■ Stated exercise ■
From the entries that follow, extract each line holding the string "content".

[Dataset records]
☆ ☆ ☆ ☆ ☆ ☆ ☆

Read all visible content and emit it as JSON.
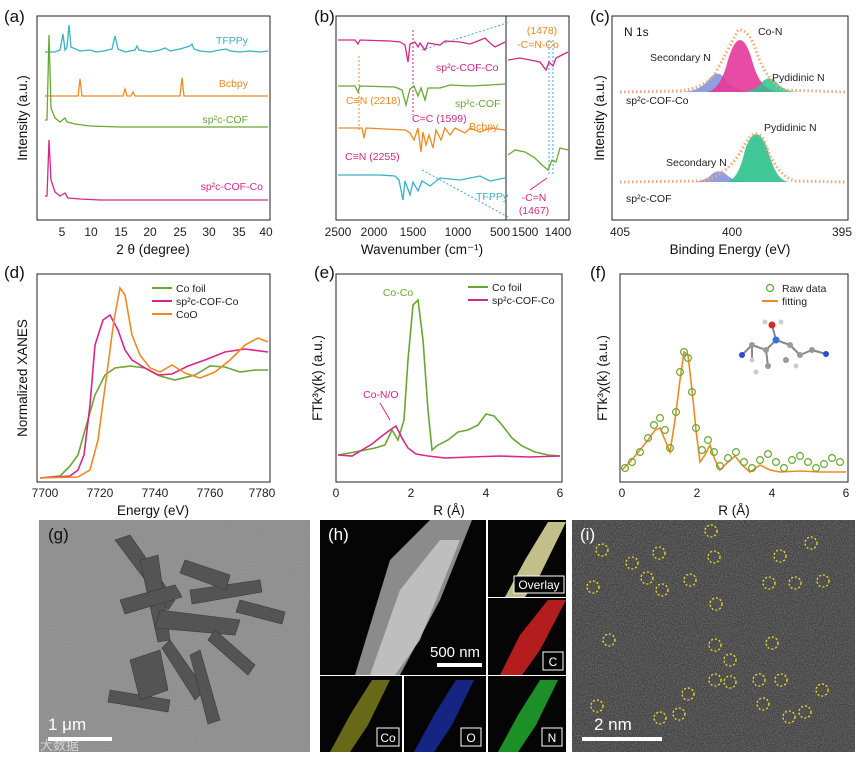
{
  "panels": {
    "a": {
      "label": "(a)",
      "xlabel": "2 θ (degree)",
      "ylabel": "Intensity (a.u.)",
      "xticks": [
        "5",
        "10",
        "15",
        "20",
        "25",
        "30",
        "35",
        "40"
      ],
      "curves": [
        {
          "name": "TFPPy",
          "color": "#3bb0c9"
        },
        {
          "name": "Bcbpy",
          "color": "#ef8a22"
        },
        {
          "name": "sp²c-COF",
          "color": "#67a832"
        },
        {
          "name": "sp²c-COF-Co",
          "color": "#d6268a"
        }
      ]
    },
    "b": {
      "label": "(b)",
      "xlabel": "Wavenumber (cm⁻¹)",
      "ylabel": "",
      "xticks": [
        "2500",
        "2000",
        "1500",
        "1000",
        "500"
      ],
      "xticks_zoom": [
        "1500",
        "1400"
      ],
      "annotations": [
        "C≡N (2218)",
        "C=C (1599)",
        "C≡N (2255)",
        "(1478)",
        "-C=N-Co",
        "-C=N",
        "(1467)"
      ],
      "curves": [
        {
          "name": "sp²c-COF-Co",
          "color": "#d6268a"
        },
        {
          "name": "sp²c-COF",
          "color": "#67a832"
        },
        {
          "name": "Bcbpy",
          "color": "#ef8a22"
        },
        {
          "name": "TFPPy",
          "color": "#3bb0c9"
        }
      ]
    },
    "c": {
      "label": "(c)",
      "title": "N 1s",
      "xlabel": "Binding Energy (eV)",
      "ylabel": "Intensity (a.u.)",
      "xticks": [
        "405",
        "400",
        "395"
      ],
      "top_sample": "sp²c-COF-Co",
      "bottom_sample": "sp²c-COF",
      "peaks_top": [
        "Co-N",
        "Secondary N",
        "Pydidinic N"
      ],
      "peaks_bottom": [
        "Pydidinic N",
        "Secondary N"
      ],
      "colors": {
        "coN": "#e6379a",
        "secondary": "#7b8fdc",
        "pyridinic": "#2ec28b",
        "raw": "#f0a878"
      }
    },
    "d": {
      "label": "(d)",
      "xlabel": "Energy (eV)",
      "ylabel": "Normalized XANES",
      "xticks": [
        "7700",
        "7720",
        "7740",
        "7760",
        "7780"
      ],
      "legend": [
        "Co foil",
        "sp²c-COF-Co",
        "CoO"
      ],
      "colors": [
        "#67a832",
        "#d6268a",
        "#ef8a22"
      ]
    },
    "e": {
      "label": "(e)",
      "xlabel": "R (Å)",
      "ylabel": "FTk³χ(k) (a.u.)",
      "xticks": [
        "0",
        "2",
        "4",
        "6"
      ],
      "legend": [
        "Co foil",
        "sp²c-COF-Co"
      ],
      "annotations": [
        "Co-Co",
        "Co-N/O"
      ],
      "colors": [
        "#67a832",
        "#d6268a"
      ]
    },
    "f": {
      "label": "(f)",
      "xlabel": "R (Å)",
      "ylabel": "FTk³χ(k) (a.u.)",
      "xticks": [
        "0",
        "2",
        "4",
        "6"
      ],
      "legend": [
        "Raw data",
        "fitting"
      ],
      "colors": [
        "#67a832",
        "#ef8a22"
      ]
    },
    "g": {
      "label": "(g)",
      "scale_bar": "1 μm"
    },
    "h": {
      "label": "(h)",
      "scale_bar": "500 nm",
      "maps": [
        "Overlay",
        "C",
        "Co",
        "O",
        "N"
      ]
    },
    "i": {
      "label": "(i)",
      "scale_bar": "2 nm"
    }
  },
  "watermark": "大数据"
}
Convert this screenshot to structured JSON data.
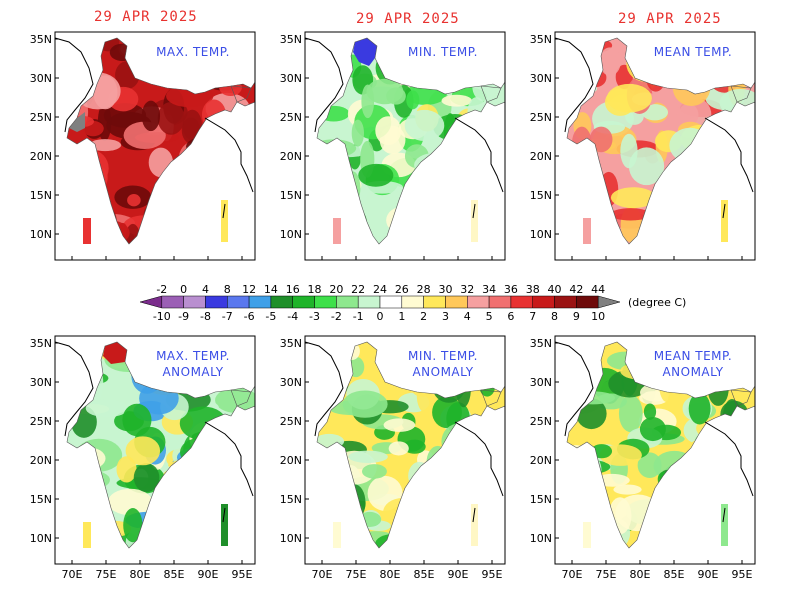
{
  "dates": [
    "29 APR 2025",
    "29 APR 2025",
    "29 APR 2025"
  ],
  "panels": [
    {
      "id": "max-temp",
      "title": [
        "MAX. TEMP."
      ],
      "kind": "abs"
    },
    {
      "id": "min-temp",
      "title": [
        "MIN. TEMP."
      ],
      "kind": "abs"
    },
    {
      "id": "mean-temp",
      "title": [
        "MEAN TEMP."
      ],
      "kind": "abs"
    },
    {
      "id": "max-temp-anomaly",
      "title": [
        "MAX. TEMP.",
        "ANOMALY"
      ],
      "kind": "anom"
    },
    {
      "id": "min-temp-anomaly",
      "title": [
        "MIN. TEMP.",
        "ANOMALY"
      ],
      "kind": "anom"
    },
    {
      "id": "mean-temp-anomaly",
      "title": [
        "MEAN TEMP.",
        "ANOMALY"
      ],
      "kind": "anom"
    }
  ],
  "axes": {
    "x_ticks": [
      "70E",
      "75E",
      "80E",
      "85E",
      "90E",
      "95E"
    ],
    "y_ticks": [
      "10N",
      "15N",
      "20N",
      "25N",
      "30N",
      "35N"
    ]
  },
  "colorbar": {
    "temperature_labels": [
      "-2",
      "0",
      "4",
      "8",
      "12",
      "14",
      "16",
      "18",
      "20",
      "22",
      "24",
      "26",
      "28",
      "30",
      "32",
      "34",
      "36",
      "38",
      "40",
      "42",
      "44"
    ],
    "anomaly_labels": [
      "-10",
      "-9",
      "-8",
      "-7",
      "-6",
      "-5",
      "-4",
      "-3",
      "-2",
      "-1",
      "0",
      "1",
      "2",
      "3",
      "4",
      "5",
      "6",
      "7",
      "8",
      "9",
      "10"
    ],
    "colors": [
      "#7b2d8c",
      "#9b5fb5",
      "#b98fd0",
      "#3a3ae0",
      "#5a78ee",
      "#3fa0e8",
      "#1f8f2a",
      "#1fb42a",
      "#3ee04a",
      "#8ee88e",
      "#c8f5d0",
      "#ffffff",
      "#fffbd2",
      "#ffe85a",
      "#ffc85a",
      "#f5a0a0",
      "#f07070",
      "#e83232",
      "#c81a1a",
      "#9a1212",
      "#6e0a0a",
      "#808080"
    ],
    "unit": "(degree C)"
  }
}
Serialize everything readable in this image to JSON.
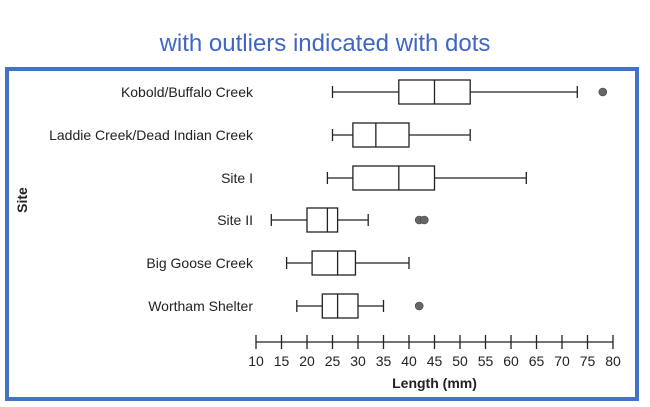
{
  "heading": "with outliers indicated with dots",
  "chart_data": {
    "type": "boxplot",
    "orientation": "horizontal",
    "xlabel": "Length (mm)",
    "ylabel": "Site",
    "xlim": [
      10,
      80
    ],
    "x_ticks": [
      10,
      15,
      20,
      25,
      30,
      35,
      40,
      45,
      50,
      55,
      60,
      65,
      70,
      75,
      80
    ],
    "categories": [
      "Kobold/Buffalo Creek",
      "Laddie Creek/Dead Indian Creek",
      "Site I",
      "Site II",
      "Big Goose Creek",
      "Wortham Shelter"
    ],
    "boxes": [
      {
        "min": 25,
        "q1": 38,
        "median": 45,
        "q3": 52,
        "max": 73,
        "outliers": [
          78
        ]
      },
      {
        "min": 25,
        "q1": 29,
        "median": 33.5,
        "q3": 40,
        "max": 52,
        "outliers": []
      },
      {
        "min": 24,
        "q1": 29,
        "median": 38,
        "q3": 45,
        "max": 63,
        "outliers": []
      },
      {
        "min": 13,
        "q1": 20,
        "median": 24,
        "q3": 26,
        "max": 32,
        "outliers": [
          42,
          43
        ]
      },
      {
        "min": 16,
        "q1": 21,
        "median": 26,
        "q3": 29.5,
        "max": 40,
        "outliers": []
      },
      {
        "min": 18,
        "q1": 23,
        "median": 26,
        "q3": 30,
        "max": 35,
        "outliers": [
          42
        ]
      }
    ],
    "colors": {
      "stroke": "#222222",
      "outlier": "#666666",
      "frame": "#4472c4",
      "heading": "#3f66c6"
    }
  }
}
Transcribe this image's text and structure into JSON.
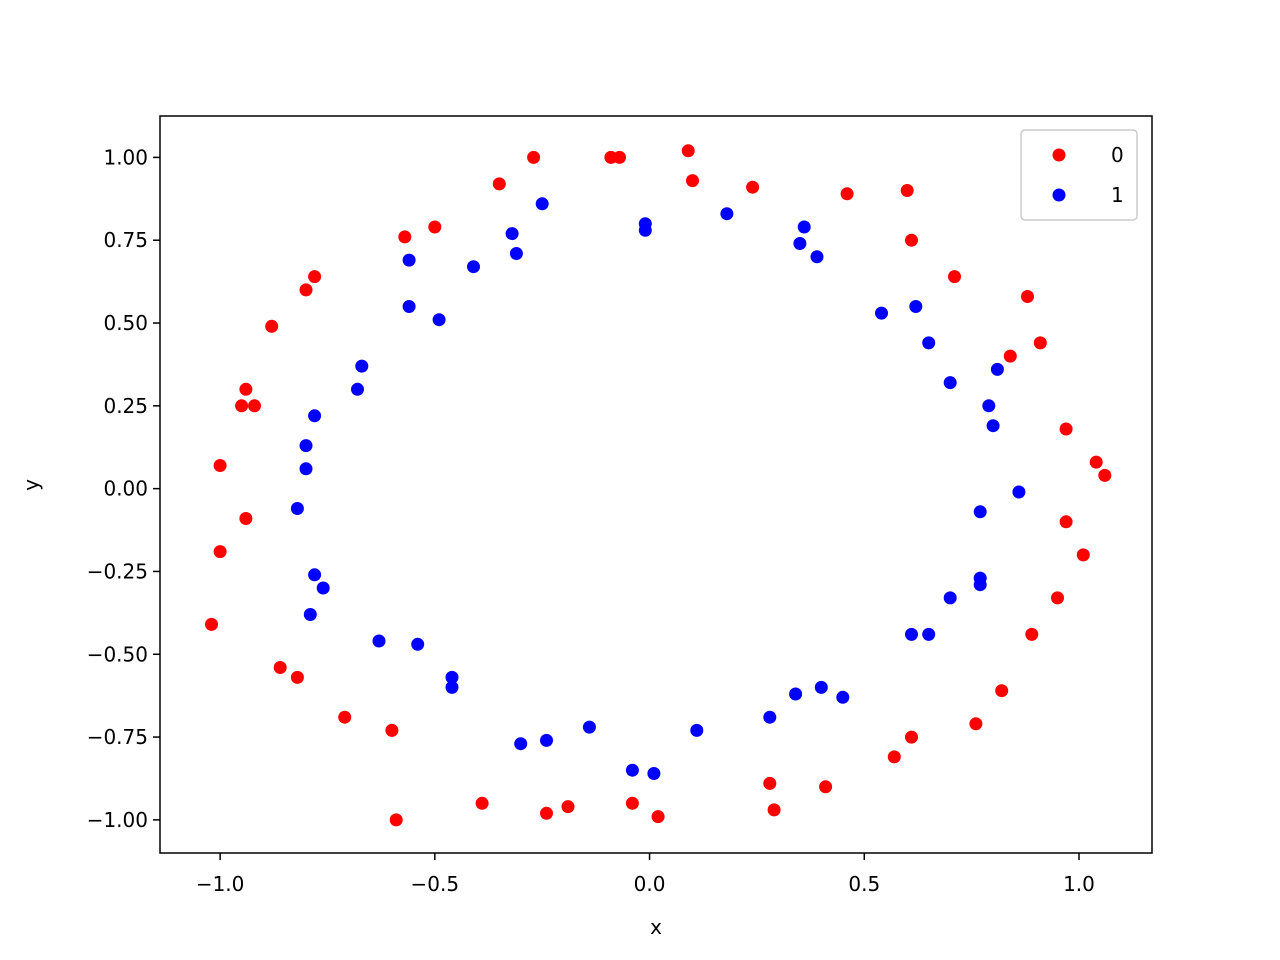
{
  "chart_data": {
    "type": "scatter",
    "title": "",
    "xlabel": "x",
    "ylabel": "y",
    "xlim": [
      -1.14,
      1.17
    ],
    "ylim": [
      -1.1,
      1.125
    ],
    "xticks": [
      -1.0,
      -0.5,
      0.0,
      0.5,
      1.0
    ],
    "xtick_labels": [
      "−1.0",
      "−0.5",
      "0.0",
      "0.5",
      "1.0"
    ],
    "yticks": [
      1.0,
      0.75,
      0.5,
      0.25,
      0.0,
      -0.25,
      -0.5,
      -0.75,
      -1.0
    ],
    "ytick_labels": [
      "1.00",
      "0.75",
      "0.50",
      "0.25",
      "0.00",
      "−0.25",
      "−0.50",
      "−0.75",
      "−1.00"
    ],
    "grid": false,
    "legend_position": "top-right",
    "series": [
      {
        "name": "0",
        "color": "#ff0000",
        "points": [
          [
            -0.27,
            1.0
          ],
          [
            -0.09,
            1.0
          ],
          [
            -0.07,
            1.0
          ],
          [
            0.09,
            1.02
          ],
          [
            -0.35,
            0.92
          ],
          [
            0.1,
            0.93
          ],
          [
            0.24,
            0.91
          ],
          [
            0.46,
            0.89
          ],
          [
            0.6,
            0.9
          ],
          [
            -0.5,
            0.79
          ],
          [
            -0.57,
            0.76
          ],
          [
            0.61,
            0.75
          ],
          [
            -0.78,
            0.64
          ],
          [
            -0.8,
            0.6
          ],
          [
            0.71,
            0.64
          ],
          [
            0.88,
            0.58
          ],
          [
            -0.88,
            0.49
          ],
          [
            0.91,
            0.44
          ],
          [
            0.84,
            0.4
          ],
          [
            -0.94,
            0.3
          ],
          [
            -0.95,
            0.25
          ],
          [
            -0.92,
            0.25
          ],
          [
            0.97,
            0.18
          ],
          [
            -1.0,
            0.07
          ],
          [
            1.04,
            0.08
          ],
          [
            1.06,
            0.04
          ],
          [
            -0.94,
            -0.09
          ],
          [
            0.97,
            -0.1
          ],
          [
            -1.0,
            -0.19
          ],
          [
            1.01,
            -0.2
          ],
          [
            0.95,
            -0.33
          ],
          [
            -1.02,
            -0.41
          ],
          [
            0.89,
            -0.44
          ],
          [
            -0.86,
            -0.54
          ],
          [
            -0.82,
            -0.57
          ],
          [
            0.82,
            -0.61
          ],
          [
            -0.71,
            -0.69
          ],
          [
            0.76,
            -0.71
          ],
          [
            -0.6,
            -0.73
          ],
          [
            0.61,
            -0.75
          ],
          [
            0.57,
            -0.81
          ],
          [
            0.28,
            -0.89
          ],
          [
            0.41,
            -0.9
          ],
          [
            -0.39,
            -0.95
          ],
          [
            -0.04,
            -0.95
          ],
          [
            -0.19,
            -0.96
          ],
          [
            -0.24,
            -0.98
          ],
          [
            0.29,
            -0.97
          ],
          [
            0.02,
            -0.99
          ],
          [
            -0.59,
            -1.0
          ]
        ]
      },
      {
        "name": "1",
        "color": "#0000ff",
        "points": [
          [
            -0.25,
            0.86
          ],
          [
            0.18,
            0.83
          ],
          [
            -0.01,
            0.8
          ],
          [
            0.36,
            0.79
          ],
          [
            -0.01,
            0.78
          ],
          [
            -0.32,
            0.77
          ],
          [
            0.35,
            0.74
          ],
          [
            -0.31,
            0.71
          ],
          [
            0.39,
            0.7
          ],
          [
            -0.56,
            0.69
          ],
          [
            -0.41,
            0.67
          ],
          [
            -0.56,
            0.55
          ],
          [
            0.62,
            0.55
          ],
          [
            0.54,
            0.53
          ],
          [
            -0.49,
            0.51
          ],
          [
            0.65,
            0.44
          ],
          [
            -0.67,
            0.37
          ],
          [
            0.81,
            0.36
          ],
          [
            0.7,
            0.32
          ],
          [
            -0.68,
            0.3
          ],
          [
            0.79,
            0.25
          ],
          [
            -0.78,
            0.22
          ],
          [
            0.8,
            0.19
          ],
          [
            -0.8,
            0.13
          ],
          [
            -0.8,
            0.06
          ],
          [
            0.86,
            -0.01
          ],
          [
            -0.82,
            -0.06
          ],
          [
            0.77,
            -0.07
          ],
          [
            -0.78,
            -0.26
          ],
          [
            0.77,
            -0.27
          ],
          [
            -0.76,
            -0.3
          ],
          [
            0.77,
            -0.29
          ],
          [
            0.7,
            -0.33
          ],
          [
            -0.79,
            -0.38
          ],
          [
            -0.63,
            -0.46
          ],
          [
            0.61,
            -0.44
          ],
          [
            0.65,
            -0.44
          ],
          [
            -0.54,
            -0.47
          ],
          [
            -0.46,
            -0.57
          ],
          [
            -0.46,
            -0.6
          ],
          [
            0.4,
            -0.6
          ],
          [
            0.34,
            -0.62
          ],
          [
            0.45,
            -0.63
          ],
          [
            0.28,
            -0.69
          ],
          [
            -0.14,
            -0.72
          ],
          [
            0.11,
            -0.73
          ],
          [
            -0.24,
            -0.76
          ],
          [
            -0.3,
            -0.77
          ],
          [
            -0.04,
            -0.85
          ],
          [
            0.01,
            -0.86
          ]
        ]
      }
    ]
  }
}
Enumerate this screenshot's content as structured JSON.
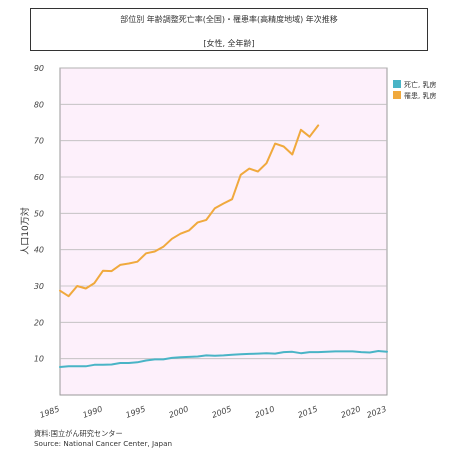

☆ ☆ ☆ ☆ ☆ ☆ ☆

■ Full response ■
Read all visible content and emit it as JSON.
Enumerate this screenshot's content as structured JSON.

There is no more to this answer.